--- PROMPT ---
Wherever the word "lives" shows up in the data, report the line it sits in.

--- EXERCISE MATERIAL ---
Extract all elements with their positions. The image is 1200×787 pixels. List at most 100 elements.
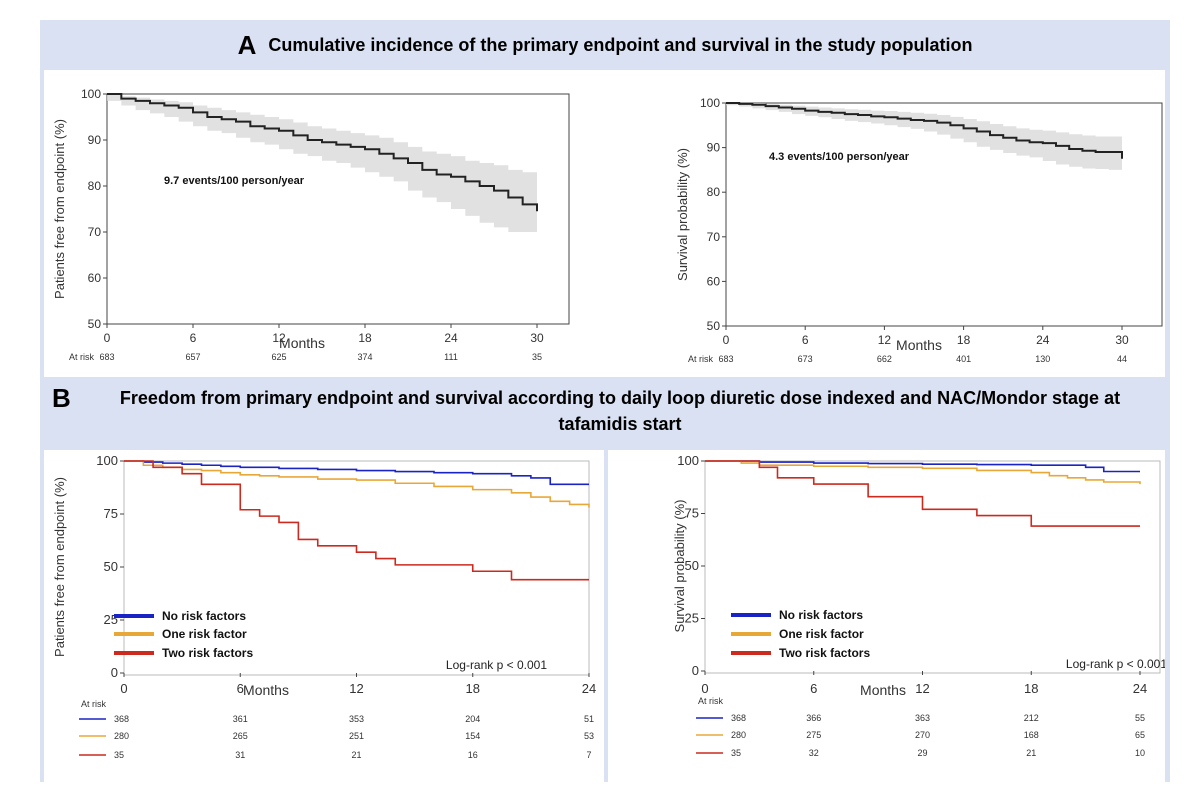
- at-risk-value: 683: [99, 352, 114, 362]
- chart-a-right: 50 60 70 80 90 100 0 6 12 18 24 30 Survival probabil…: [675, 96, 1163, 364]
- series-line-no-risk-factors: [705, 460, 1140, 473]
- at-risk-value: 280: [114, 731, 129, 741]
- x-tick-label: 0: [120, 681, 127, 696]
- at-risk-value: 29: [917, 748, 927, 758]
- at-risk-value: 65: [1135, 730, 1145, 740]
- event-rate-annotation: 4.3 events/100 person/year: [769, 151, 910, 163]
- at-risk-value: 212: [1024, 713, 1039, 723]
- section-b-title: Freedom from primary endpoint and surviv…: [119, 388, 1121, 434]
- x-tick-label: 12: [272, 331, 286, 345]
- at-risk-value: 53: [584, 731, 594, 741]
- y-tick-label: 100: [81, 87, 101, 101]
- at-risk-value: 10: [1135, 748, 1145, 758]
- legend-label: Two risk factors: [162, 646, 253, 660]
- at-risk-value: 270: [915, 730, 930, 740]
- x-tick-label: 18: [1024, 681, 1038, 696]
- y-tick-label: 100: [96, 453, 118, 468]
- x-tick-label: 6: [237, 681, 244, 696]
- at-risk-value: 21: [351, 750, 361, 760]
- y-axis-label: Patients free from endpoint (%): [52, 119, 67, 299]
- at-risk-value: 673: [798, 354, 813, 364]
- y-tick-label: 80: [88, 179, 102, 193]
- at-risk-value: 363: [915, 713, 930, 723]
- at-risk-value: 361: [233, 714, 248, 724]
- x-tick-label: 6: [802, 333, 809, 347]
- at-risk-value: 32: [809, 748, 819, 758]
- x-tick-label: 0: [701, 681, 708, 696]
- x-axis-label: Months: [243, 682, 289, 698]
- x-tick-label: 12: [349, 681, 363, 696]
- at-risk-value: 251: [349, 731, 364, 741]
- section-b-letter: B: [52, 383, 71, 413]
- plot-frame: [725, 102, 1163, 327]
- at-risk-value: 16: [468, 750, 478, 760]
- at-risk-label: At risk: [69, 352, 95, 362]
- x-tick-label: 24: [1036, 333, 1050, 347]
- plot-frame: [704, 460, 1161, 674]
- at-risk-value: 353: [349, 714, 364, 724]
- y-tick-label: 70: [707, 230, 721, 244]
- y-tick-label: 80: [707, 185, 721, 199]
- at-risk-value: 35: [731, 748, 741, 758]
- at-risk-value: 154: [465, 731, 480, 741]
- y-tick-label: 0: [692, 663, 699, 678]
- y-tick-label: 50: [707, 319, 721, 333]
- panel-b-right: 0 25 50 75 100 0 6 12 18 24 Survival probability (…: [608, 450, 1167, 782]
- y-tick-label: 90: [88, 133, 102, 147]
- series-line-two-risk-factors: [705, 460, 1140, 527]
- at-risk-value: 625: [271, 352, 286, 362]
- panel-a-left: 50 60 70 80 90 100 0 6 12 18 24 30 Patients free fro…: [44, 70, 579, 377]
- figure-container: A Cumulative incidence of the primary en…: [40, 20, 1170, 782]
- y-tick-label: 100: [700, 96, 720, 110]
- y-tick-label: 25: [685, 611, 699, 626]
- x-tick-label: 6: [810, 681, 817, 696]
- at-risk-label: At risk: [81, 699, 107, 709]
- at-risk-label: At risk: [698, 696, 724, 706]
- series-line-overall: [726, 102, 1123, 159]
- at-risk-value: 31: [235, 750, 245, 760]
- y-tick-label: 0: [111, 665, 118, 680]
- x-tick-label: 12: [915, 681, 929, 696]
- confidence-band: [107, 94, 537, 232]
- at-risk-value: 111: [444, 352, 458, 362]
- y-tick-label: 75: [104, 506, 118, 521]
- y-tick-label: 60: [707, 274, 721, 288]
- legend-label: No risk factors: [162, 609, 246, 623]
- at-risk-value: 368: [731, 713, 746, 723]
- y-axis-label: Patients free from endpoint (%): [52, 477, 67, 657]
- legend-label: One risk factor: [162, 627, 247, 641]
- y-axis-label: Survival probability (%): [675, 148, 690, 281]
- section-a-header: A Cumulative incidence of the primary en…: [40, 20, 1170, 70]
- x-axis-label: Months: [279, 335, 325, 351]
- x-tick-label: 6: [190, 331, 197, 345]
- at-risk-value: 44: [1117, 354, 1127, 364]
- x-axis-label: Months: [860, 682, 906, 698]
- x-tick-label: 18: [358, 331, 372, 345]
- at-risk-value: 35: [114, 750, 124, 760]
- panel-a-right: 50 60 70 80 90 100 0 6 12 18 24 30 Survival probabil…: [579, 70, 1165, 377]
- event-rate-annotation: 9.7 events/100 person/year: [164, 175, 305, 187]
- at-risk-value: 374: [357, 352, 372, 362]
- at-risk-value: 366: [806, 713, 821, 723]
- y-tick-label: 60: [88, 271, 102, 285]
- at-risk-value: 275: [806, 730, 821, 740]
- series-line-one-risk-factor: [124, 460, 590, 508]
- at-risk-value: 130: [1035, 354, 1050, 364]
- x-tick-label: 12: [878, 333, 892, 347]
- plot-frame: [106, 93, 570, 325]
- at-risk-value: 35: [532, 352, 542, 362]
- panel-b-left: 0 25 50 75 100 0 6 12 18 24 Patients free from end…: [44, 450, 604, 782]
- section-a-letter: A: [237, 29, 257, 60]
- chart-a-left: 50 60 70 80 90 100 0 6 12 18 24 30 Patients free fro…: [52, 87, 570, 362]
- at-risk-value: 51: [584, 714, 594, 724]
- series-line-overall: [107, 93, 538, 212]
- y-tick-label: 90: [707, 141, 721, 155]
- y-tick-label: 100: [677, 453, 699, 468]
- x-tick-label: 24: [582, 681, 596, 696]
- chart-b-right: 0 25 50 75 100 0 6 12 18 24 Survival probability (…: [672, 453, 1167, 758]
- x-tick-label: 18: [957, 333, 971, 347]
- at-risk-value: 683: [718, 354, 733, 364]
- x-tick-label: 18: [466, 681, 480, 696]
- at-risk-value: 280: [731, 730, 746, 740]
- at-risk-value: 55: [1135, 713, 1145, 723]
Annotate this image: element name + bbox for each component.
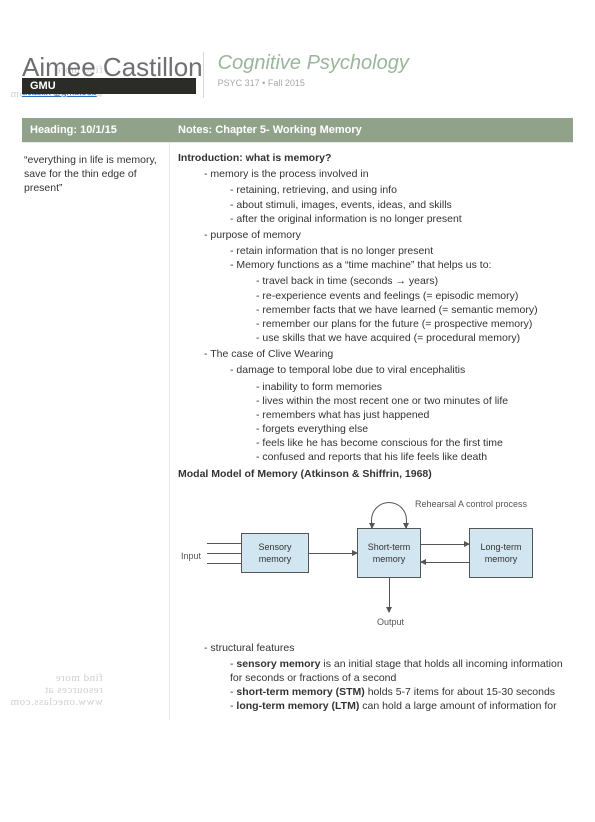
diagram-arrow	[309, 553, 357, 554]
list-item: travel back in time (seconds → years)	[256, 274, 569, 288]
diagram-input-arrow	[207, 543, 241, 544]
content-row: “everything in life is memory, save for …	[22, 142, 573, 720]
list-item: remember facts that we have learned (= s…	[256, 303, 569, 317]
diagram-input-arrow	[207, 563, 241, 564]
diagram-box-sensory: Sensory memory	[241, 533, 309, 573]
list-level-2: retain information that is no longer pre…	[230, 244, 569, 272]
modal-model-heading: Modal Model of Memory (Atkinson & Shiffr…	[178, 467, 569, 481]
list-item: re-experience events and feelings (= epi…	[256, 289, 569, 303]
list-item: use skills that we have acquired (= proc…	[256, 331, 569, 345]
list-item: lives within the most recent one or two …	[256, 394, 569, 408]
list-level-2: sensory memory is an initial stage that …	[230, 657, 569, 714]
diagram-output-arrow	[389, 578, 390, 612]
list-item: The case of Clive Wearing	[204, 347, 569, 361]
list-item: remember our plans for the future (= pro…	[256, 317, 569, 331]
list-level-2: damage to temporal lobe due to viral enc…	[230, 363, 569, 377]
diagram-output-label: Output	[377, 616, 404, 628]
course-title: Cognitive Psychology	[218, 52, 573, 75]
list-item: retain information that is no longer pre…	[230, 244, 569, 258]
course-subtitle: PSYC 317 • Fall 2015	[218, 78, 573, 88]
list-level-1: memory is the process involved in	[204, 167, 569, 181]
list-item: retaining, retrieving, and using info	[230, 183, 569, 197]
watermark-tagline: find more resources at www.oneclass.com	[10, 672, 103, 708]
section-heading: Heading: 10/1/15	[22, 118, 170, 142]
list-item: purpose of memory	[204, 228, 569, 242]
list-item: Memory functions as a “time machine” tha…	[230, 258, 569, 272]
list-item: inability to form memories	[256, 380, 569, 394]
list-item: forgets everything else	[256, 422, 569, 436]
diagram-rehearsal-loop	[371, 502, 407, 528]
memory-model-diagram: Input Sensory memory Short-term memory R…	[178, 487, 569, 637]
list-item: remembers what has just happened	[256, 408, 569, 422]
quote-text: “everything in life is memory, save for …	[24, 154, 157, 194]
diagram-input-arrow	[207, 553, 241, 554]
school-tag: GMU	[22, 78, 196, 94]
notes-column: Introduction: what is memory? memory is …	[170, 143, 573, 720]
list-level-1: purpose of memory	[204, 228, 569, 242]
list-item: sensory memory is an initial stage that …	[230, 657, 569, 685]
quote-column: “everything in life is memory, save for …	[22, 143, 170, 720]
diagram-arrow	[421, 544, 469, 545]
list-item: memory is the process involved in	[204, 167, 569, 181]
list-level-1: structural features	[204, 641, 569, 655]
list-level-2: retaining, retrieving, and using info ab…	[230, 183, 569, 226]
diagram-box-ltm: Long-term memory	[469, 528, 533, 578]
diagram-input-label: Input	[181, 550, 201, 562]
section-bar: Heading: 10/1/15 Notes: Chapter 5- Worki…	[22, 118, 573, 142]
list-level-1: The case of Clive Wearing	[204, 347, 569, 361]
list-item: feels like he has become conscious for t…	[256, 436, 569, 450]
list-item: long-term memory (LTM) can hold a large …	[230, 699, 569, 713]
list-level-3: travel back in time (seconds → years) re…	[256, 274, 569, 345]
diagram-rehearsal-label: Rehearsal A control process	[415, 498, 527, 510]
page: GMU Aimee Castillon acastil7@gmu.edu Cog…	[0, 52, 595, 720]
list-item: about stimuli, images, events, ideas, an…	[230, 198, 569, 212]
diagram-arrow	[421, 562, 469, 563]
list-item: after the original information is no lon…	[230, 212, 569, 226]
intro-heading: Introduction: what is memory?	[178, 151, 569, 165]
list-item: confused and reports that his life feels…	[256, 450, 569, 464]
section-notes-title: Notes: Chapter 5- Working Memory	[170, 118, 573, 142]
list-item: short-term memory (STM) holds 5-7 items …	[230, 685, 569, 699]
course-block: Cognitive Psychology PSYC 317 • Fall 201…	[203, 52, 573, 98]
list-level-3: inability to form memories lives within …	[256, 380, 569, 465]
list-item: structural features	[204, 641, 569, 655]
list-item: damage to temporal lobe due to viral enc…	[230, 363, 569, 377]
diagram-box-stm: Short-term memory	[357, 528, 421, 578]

--- ANSWER TO THE EXERCISE ---
list-item: lives within the most recent one or two …	[256, 394, 569, 408]
list-level-3: inability to form memories lives within …	[256, 380, 569, 465]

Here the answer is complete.